Written problem
Pull out every line containing the string "JOptionPane".

Data to process
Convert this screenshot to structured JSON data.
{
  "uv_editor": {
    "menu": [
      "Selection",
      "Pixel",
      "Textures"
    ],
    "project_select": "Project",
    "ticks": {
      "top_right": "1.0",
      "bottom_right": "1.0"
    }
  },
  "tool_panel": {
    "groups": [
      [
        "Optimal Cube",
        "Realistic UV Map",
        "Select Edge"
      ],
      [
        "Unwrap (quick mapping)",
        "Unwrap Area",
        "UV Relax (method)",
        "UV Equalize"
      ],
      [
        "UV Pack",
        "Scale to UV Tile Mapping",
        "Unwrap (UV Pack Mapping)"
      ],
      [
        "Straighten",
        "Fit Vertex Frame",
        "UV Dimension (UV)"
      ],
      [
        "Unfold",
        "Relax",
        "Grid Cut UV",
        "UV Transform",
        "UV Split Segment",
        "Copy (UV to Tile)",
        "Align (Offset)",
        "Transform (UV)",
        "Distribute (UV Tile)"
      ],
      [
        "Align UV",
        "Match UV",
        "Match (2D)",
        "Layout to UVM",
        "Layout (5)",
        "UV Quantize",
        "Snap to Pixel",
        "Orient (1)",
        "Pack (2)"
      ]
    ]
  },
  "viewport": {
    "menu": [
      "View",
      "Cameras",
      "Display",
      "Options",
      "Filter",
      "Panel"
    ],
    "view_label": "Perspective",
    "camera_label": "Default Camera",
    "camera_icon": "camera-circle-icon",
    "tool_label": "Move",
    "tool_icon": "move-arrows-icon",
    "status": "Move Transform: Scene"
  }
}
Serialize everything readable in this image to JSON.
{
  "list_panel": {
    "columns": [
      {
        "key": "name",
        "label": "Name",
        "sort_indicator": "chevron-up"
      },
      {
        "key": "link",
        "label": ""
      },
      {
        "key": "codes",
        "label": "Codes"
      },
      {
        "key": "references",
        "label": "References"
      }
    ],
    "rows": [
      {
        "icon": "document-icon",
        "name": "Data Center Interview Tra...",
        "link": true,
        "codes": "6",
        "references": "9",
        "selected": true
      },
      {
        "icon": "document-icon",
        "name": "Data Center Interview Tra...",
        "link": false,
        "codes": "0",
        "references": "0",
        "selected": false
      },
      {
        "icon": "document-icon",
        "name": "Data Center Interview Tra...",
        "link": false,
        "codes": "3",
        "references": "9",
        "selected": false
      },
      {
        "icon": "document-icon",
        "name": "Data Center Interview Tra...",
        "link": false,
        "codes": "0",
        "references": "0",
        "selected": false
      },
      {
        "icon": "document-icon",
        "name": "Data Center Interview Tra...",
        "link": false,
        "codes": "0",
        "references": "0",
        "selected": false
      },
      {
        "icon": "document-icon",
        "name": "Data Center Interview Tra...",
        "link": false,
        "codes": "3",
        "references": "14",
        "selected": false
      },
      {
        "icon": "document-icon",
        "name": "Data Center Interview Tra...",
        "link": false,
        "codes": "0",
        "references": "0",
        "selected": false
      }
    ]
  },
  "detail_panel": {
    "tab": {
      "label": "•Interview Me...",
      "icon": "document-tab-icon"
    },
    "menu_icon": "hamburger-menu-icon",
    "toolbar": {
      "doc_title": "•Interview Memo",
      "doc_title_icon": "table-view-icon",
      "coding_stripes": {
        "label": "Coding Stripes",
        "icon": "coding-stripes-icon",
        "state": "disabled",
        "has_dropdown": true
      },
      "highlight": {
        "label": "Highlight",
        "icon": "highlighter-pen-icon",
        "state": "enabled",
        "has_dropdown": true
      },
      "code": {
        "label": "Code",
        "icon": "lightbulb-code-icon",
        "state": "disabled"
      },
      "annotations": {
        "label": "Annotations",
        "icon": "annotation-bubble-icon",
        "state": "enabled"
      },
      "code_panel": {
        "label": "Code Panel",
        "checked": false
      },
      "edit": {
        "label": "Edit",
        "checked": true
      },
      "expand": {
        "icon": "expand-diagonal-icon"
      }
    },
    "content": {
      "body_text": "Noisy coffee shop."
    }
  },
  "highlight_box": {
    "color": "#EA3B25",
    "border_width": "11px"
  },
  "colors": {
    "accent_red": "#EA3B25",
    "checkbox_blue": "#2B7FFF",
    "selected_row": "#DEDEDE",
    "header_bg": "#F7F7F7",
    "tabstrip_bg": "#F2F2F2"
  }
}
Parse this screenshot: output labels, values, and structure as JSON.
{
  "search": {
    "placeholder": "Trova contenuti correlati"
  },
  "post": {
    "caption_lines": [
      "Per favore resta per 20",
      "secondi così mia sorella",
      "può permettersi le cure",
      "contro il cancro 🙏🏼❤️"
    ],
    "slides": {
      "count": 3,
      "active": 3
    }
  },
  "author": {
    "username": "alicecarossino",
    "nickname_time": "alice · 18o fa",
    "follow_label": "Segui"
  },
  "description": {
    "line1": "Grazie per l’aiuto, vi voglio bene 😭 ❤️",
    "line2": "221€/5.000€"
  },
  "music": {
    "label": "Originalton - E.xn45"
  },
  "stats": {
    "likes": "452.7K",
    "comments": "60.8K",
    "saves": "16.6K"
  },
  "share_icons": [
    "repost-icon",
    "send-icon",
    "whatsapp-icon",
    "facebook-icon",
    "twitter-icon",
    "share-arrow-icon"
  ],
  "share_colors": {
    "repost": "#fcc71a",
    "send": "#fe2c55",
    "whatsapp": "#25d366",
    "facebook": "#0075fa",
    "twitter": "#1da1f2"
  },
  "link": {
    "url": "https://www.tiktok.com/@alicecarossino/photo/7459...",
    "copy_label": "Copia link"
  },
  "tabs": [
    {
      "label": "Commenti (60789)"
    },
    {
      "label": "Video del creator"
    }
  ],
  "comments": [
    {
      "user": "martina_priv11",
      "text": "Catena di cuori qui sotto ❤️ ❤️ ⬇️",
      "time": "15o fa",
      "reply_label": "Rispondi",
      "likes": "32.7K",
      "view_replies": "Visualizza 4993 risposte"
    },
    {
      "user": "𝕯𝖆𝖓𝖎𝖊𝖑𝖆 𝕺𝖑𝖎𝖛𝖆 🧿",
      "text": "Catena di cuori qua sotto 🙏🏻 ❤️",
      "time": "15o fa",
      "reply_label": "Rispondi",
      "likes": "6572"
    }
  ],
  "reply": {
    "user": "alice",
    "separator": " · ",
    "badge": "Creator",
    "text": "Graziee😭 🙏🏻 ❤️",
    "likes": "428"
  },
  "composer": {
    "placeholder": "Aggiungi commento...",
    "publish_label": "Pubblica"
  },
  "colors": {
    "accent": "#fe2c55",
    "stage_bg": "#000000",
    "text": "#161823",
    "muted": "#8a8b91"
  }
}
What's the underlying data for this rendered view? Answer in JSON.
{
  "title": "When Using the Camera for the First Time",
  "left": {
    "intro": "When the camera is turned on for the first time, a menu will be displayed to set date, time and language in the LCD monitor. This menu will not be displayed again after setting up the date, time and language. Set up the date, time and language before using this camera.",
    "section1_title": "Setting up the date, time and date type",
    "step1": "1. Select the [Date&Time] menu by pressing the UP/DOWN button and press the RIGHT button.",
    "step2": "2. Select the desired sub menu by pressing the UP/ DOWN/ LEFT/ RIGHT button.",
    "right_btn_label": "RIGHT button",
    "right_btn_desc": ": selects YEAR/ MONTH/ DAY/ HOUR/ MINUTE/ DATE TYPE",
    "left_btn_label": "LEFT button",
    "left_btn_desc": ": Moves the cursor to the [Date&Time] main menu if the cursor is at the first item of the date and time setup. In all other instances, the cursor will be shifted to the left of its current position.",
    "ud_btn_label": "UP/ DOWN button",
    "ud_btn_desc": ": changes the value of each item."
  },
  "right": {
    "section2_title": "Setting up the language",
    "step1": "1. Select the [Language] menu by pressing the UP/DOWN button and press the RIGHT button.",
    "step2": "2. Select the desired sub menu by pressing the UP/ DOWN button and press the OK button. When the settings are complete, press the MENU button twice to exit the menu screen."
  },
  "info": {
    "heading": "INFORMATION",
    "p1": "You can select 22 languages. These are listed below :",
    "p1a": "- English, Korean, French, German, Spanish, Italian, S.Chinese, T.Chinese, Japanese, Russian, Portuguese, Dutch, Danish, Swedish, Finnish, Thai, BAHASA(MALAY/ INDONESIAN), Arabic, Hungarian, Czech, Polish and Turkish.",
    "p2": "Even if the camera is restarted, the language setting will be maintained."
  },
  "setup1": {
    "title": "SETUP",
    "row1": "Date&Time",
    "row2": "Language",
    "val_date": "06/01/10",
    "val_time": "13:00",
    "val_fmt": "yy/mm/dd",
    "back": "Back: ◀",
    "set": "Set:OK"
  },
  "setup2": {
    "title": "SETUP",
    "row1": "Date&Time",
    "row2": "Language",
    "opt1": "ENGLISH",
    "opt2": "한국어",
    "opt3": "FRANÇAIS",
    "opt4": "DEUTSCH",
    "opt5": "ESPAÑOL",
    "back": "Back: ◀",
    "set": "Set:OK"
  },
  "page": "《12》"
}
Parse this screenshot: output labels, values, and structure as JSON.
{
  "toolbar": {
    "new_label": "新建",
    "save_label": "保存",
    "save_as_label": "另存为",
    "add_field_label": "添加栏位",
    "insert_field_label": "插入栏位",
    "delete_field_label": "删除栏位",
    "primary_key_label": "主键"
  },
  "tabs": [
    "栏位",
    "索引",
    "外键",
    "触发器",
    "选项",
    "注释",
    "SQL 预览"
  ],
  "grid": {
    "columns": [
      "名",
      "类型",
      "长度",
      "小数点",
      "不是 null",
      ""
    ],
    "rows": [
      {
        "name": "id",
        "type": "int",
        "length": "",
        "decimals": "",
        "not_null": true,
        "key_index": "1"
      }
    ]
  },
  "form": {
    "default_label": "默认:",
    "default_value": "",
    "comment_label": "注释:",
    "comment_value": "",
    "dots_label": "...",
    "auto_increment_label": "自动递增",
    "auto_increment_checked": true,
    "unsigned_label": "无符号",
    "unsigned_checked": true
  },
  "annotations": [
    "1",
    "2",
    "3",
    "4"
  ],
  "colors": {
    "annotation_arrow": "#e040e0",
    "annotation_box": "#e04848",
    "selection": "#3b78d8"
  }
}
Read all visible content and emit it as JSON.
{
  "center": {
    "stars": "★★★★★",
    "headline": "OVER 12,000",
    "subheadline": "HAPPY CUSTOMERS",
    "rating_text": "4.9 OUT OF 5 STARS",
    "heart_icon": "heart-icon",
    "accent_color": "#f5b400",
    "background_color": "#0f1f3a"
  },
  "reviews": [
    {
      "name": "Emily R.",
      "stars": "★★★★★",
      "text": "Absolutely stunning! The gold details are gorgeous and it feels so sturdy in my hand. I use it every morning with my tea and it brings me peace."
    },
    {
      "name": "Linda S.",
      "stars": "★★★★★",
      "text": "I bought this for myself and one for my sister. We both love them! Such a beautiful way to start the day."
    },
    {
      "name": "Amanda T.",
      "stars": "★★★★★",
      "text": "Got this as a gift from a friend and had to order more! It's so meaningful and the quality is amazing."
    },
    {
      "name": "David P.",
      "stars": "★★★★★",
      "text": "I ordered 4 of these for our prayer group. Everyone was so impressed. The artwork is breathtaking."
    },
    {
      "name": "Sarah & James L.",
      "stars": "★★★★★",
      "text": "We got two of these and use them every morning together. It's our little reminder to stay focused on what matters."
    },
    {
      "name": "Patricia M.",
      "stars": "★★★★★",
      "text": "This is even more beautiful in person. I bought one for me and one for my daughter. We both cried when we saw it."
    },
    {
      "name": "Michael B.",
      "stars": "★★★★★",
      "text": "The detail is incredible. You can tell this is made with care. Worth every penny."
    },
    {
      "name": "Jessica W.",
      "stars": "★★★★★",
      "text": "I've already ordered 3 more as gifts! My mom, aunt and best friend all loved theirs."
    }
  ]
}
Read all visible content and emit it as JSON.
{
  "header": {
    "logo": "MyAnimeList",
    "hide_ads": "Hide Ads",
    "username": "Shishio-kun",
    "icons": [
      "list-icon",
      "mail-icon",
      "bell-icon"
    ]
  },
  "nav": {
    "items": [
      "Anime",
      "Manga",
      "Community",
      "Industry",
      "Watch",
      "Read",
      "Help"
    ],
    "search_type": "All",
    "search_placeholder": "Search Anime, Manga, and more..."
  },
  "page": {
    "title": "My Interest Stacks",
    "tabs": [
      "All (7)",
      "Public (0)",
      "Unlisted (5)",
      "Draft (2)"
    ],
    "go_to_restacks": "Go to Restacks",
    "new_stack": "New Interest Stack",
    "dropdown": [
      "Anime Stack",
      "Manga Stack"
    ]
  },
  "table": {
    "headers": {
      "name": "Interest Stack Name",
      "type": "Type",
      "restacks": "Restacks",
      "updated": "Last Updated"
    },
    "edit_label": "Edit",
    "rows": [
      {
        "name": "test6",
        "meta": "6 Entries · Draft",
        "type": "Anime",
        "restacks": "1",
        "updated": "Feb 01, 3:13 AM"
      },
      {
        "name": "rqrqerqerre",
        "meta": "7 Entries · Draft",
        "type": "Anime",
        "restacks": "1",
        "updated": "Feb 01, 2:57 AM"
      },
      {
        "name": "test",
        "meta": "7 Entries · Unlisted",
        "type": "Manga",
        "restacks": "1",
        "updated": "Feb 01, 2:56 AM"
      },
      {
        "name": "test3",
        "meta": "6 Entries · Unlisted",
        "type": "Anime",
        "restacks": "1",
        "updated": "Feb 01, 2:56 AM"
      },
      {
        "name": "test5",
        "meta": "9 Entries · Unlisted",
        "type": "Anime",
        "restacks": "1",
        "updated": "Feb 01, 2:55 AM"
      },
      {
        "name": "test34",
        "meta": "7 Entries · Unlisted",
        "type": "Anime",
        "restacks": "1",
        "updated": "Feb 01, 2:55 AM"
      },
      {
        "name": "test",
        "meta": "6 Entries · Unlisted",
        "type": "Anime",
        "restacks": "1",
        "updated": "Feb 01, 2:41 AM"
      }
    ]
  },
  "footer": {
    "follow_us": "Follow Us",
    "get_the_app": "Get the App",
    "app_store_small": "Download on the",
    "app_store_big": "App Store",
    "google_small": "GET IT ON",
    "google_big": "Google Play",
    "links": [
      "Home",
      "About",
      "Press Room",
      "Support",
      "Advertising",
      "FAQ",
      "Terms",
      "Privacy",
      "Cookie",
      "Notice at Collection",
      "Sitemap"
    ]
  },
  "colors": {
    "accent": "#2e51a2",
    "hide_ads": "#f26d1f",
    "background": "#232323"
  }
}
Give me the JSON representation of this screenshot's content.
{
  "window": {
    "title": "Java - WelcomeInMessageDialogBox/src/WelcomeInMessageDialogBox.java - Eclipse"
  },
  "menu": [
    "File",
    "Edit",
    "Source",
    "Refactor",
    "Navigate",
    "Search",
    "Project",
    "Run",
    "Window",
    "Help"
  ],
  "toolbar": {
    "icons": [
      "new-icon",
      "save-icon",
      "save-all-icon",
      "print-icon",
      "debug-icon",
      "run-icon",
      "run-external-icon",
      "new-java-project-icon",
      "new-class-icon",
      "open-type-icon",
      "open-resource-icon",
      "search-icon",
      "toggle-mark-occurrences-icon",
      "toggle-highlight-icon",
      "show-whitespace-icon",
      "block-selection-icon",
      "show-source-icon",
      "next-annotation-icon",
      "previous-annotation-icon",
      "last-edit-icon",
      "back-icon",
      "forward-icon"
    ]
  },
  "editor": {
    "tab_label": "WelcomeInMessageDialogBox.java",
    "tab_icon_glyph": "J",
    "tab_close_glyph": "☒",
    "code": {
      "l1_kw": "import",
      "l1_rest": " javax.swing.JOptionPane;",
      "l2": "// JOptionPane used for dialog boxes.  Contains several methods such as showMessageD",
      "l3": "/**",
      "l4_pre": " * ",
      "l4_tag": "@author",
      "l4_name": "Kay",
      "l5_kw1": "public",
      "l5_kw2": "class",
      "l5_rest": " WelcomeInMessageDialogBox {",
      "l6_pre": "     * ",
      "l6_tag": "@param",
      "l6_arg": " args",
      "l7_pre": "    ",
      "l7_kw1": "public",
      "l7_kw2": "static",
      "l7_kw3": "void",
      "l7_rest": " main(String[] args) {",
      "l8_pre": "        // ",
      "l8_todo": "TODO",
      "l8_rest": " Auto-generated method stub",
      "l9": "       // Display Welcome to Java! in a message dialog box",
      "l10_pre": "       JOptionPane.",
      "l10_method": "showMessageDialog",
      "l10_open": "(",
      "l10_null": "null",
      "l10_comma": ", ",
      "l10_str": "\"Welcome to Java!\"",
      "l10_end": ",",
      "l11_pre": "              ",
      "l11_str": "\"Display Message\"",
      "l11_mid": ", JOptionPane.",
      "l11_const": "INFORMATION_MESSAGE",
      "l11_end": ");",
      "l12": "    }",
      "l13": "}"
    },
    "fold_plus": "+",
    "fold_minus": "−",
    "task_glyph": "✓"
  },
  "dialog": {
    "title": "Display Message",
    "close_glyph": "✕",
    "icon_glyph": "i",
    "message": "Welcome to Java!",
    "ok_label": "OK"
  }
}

Response to the task
      "l1_rest": " javax.swing.JOptionPane;",
      "l2": "// JOptionPane used for dialog boxes.  Contains several methods such as showMessageD",
      "l10_pre": "       JOptionPane.",
      "l11_mid": ", JOptionPane.",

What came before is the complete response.